** WORK REQUIRED **
When a line below contains the string "positive", show that line.

─── GIVEN RECORDS ───

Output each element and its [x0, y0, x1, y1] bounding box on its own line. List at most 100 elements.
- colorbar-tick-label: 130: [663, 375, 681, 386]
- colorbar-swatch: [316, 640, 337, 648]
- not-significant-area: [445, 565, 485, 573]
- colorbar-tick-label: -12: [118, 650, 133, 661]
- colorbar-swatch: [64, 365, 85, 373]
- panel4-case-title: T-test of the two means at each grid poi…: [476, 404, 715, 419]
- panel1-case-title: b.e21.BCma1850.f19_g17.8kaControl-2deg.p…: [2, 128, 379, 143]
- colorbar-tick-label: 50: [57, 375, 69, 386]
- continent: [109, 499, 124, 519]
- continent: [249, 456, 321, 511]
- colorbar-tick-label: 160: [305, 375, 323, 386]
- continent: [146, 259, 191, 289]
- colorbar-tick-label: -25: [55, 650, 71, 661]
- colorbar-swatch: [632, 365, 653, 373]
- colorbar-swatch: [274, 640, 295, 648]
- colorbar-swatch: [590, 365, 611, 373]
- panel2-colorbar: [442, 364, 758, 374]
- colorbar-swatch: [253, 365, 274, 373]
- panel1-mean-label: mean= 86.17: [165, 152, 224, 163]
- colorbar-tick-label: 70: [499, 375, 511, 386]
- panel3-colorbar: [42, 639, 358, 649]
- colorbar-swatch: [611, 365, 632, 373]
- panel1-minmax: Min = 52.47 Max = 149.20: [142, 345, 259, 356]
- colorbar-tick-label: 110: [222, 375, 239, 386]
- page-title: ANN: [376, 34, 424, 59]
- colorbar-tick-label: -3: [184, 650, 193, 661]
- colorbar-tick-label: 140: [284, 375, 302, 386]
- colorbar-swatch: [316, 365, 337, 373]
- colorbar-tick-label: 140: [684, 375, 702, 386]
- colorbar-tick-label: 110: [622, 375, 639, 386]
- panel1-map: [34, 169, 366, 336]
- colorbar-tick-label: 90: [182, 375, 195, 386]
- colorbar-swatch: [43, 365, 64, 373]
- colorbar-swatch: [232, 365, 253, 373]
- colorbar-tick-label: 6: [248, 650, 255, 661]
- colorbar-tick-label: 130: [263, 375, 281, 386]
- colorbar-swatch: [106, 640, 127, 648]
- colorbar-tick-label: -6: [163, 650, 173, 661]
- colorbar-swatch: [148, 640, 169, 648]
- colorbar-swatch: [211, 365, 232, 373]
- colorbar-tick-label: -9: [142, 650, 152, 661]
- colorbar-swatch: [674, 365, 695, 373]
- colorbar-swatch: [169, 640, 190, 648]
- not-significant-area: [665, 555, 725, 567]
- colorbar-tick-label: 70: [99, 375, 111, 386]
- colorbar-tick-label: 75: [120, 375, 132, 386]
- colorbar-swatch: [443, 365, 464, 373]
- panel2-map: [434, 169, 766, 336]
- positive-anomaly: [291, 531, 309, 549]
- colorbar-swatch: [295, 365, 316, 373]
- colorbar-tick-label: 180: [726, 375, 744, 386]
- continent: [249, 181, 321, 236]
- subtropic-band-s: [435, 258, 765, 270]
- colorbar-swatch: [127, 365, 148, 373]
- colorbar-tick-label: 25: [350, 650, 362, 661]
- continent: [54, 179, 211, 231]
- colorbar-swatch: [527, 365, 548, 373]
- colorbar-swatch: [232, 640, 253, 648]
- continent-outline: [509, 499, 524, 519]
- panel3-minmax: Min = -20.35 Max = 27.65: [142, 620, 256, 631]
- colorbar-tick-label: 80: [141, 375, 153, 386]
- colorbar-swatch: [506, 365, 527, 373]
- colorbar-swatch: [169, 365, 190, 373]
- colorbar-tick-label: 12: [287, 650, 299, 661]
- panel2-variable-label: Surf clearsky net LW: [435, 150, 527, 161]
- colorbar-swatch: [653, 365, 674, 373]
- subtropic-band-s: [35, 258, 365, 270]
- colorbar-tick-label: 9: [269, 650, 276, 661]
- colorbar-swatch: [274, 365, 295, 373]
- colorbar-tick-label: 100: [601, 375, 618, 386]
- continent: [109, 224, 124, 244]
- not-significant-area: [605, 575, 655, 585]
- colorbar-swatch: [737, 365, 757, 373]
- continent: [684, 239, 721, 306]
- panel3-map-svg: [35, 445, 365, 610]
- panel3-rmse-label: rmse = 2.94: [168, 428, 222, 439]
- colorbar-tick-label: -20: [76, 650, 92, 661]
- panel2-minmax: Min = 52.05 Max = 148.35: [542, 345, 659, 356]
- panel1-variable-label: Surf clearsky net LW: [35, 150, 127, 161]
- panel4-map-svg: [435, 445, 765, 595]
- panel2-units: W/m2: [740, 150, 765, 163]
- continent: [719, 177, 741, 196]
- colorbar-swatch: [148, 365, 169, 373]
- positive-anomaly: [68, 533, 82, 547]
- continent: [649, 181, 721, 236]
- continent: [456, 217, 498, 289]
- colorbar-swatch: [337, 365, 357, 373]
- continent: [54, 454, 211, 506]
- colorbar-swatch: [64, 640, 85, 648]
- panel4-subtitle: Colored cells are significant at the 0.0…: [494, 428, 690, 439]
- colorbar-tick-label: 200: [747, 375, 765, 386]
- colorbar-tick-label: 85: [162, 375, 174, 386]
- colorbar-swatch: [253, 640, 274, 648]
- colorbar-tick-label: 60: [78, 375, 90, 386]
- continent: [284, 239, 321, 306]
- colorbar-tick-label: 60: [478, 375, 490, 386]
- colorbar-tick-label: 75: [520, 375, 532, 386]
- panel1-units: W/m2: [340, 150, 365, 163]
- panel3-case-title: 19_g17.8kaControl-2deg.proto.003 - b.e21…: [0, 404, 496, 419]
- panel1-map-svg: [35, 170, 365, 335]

───

** TASK OUTPUT **
- positive-anomaly: [291, 531, 309, 549]
- positive-anomaly: [68, 533, 82, 547]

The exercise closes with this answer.